THE REQUEST - Find the lines with "Beginning" in them and copy them out.

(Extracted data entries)
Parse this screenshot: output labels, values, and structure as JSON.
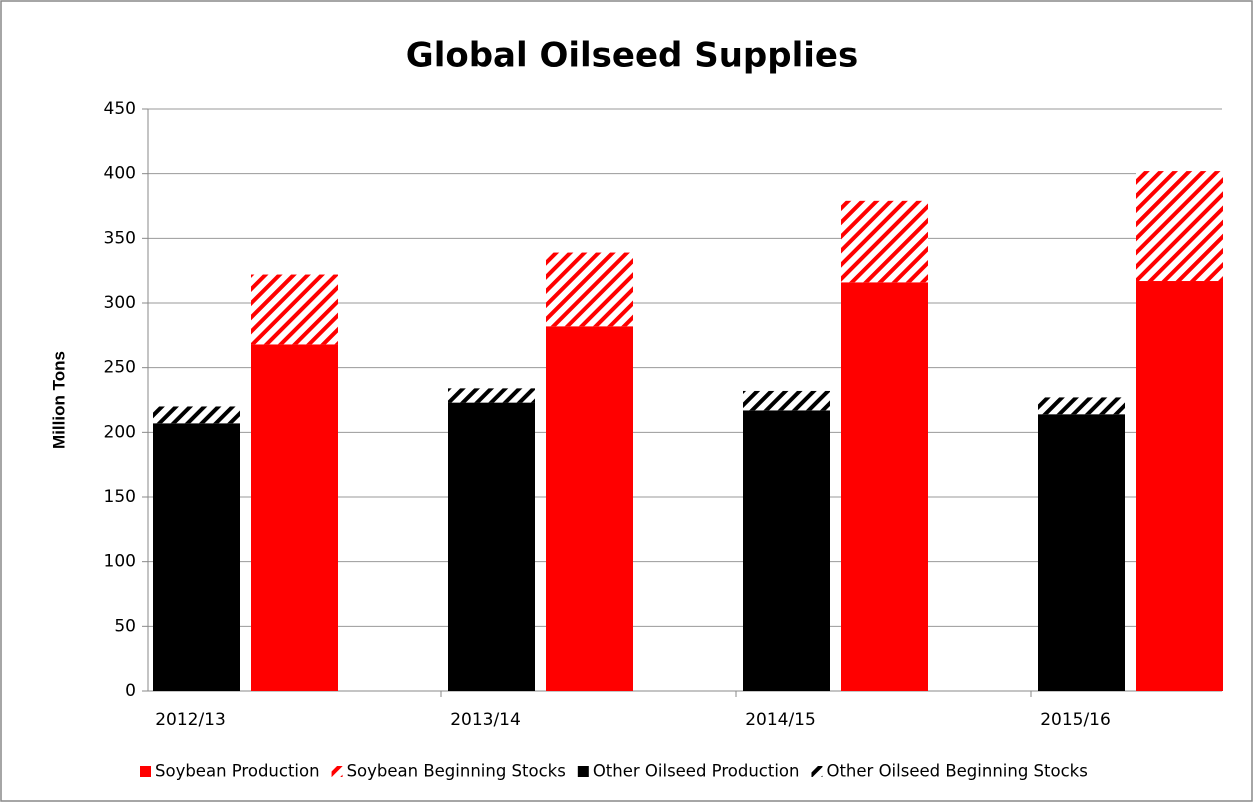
{
  "chart_data": {
    "type": "bar",
    "title": "Global Oilseed Supplies",
    "y_label": "Million Tons",
    "categories": [
      "2012/13",
      "2013/14",
      "2014/15",
      "2015/16"
    ],
    "series": [
      {
        "name": "Soybean Production",
        "color": "#ff0000",
        "values": [
          268,
          282,
          316,
          317
        ]
      },
      {
        "name": "Soybean Beginning Stocks",
        "color": "#ff0000",
        "hatch": true,
        "values": [
          54,
          57,
          63,
          85
        ]
      },
      {
        "name": "Other Oilseed Production",
        "color": "#000000",
        "values": [
          207,
          223,
          217,
          214
        ]
      },
      {
        "name": "Other Oilseed Beginning Stocks",
        "color": "#000000",
        "hatch": true,
        "values": [
          13,
          11,
          15,
          13
        ]
      }
    ],
    "ylim": [
      0,
      450
    ],
    "yticks": [
      0,
      50,
      100,
      150,
      200,
      250,
      300,
      350,
      400,
      450
    ],
    "grid": true,
    "legend": "bottom"
  }
}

WRITTEN RESPONSE -
        "name": "Soybean Beginning Stocks",
        "name": "Other Oilseed Beginning Stocks",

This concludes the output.